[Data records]

⁂

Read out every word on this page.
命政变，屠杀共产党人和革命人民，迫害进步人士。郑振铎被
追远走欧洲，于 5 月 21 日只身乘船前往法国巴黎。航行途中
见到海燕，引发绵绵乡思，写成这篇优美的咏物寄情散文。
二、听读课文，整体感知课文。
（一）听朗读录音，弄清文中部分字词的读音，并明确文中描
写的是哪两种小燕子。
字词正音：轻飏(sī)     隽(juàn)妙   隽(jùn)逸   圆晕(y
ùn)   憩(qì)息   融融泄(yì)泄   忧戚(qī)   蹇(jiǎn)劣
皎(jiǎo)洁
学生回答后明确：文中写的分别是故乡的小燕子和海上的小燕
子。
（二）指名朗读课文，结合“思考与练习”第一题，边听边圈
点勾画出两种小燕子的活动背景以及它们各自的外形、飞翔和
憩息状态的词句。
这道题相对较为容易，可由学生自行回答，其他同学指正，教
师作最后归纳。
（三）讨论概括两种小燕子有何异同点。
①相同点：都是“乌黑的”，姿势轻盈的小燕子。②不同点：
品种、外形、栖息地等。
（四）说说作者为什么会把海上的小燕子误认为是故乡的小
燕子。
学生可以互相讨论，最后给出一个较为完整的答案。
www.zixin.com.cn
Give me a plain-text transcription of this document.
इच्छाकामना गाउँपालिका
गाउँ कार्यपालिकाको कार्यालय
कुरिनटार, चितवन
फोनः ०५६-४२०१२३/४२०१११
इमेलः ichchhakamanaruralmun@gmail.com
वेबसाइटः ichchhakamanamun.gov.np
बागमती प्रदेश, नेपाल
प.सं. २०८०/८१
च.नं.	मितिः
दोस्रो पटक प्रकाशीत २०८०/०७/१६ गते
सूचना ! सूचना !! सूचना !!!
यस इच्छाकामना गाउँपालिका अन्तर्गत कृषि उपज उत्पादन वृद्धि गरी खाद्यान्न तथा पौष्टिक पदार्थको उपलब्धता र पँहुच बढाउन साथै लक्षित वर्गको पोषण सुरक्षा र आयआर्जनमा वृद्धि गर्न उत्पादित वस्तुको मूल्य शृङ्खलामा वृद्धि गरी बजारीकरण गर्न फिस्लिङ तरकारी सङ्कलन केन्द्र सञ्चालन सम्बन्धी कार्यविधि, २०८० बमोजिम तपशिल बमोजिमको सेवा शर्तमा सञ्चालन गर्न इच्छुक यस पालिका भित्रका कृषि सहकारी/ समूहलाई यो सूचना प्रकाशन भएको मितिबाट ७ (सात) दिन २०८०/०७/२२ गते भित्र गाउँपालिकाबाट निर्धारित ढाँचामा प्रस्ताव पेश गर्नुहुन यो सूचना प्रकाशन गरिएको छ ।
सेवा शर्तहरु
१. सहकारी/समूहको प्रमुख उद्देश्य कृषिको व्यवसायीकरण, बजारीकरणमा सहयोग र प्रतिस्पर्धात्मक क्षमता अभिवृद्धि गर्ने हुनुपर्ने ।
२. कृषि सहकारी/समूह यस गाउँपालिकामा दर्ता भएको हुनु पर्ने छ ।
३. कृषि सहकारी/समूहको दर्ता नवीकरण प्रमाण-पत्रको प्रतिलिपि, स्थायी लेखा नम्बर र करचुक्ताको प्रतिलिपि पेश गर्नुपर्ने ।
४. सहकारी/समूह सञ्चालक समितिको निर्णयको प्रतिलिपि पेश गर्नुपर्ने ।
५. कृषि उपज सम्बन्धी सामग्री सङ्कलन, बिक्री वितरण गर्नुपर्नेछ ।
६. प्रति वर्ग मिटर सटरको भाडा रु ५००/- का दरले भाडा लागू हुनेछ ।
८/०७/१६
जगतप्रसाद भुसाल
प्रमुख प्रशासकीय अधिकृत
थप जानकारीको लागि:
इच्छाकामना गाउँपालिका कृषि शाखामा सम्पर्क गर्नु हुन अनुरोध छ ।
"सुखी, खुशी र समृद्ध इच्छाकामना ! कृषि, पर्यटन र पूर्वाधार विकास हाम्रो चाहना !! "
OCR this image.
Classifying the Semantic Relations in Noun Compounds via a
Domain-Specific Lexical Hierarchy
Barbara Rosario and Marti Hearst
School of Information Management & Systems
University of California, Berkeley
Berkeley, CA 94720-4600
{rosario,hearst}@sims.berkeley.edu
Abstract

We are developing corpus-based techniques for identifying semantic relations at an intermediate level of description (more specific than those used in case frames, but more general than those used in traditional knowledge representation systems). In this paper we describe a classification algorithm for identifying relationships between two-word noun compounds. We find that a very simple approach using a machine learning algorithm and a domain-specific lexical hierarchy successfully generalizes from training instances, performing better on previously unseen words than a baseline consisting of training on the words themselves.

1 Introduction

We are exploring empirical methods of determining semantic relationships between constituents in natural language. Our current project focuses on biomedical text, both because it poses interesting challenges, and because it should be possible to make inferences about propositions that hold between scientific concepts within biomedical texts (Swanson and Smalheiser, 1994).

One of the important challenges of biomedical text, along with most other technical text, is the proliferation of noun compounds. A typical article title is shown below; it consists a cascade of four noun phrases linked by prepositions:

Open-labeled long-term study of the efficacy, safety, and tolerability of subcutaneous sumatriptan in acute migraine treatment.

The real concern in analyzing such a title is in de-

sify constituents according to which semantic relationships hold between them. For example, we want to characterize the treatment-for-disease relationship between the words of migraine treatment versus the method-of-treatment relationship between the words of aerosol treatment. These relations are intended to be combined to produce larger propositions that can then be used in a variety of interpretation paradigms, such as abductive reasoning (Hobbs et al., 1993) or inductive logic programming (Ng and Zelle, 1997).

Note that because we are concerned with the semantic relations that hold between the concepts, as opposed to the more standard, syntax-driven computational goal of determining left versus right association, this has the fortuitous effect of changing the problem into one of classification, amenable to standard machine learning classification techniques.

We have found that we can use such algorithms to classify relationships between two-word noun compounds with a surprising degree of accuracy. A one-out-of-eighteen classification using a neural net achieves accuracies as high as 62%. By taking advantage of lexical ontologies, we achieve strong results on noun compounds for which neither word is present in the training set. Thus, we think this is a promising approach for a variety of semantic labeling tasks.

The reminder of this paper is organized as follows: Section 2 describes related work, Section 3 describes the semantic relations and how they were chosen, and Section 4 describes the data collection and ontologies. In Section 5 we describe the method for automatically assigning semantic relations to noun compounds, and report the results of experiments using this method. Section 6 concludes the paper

⁂

▸ What the task requires: Scan the listing above. Gather each line that contains the word "title".

▸ Response:
One of the important challenges of biomedical text, along with most other technical text, is the proliferation of noun compounds. A typical article title is shown below; it consists a cascade of four noun phrases linked by prepositions:
The real concern in analyzing such a title is in de-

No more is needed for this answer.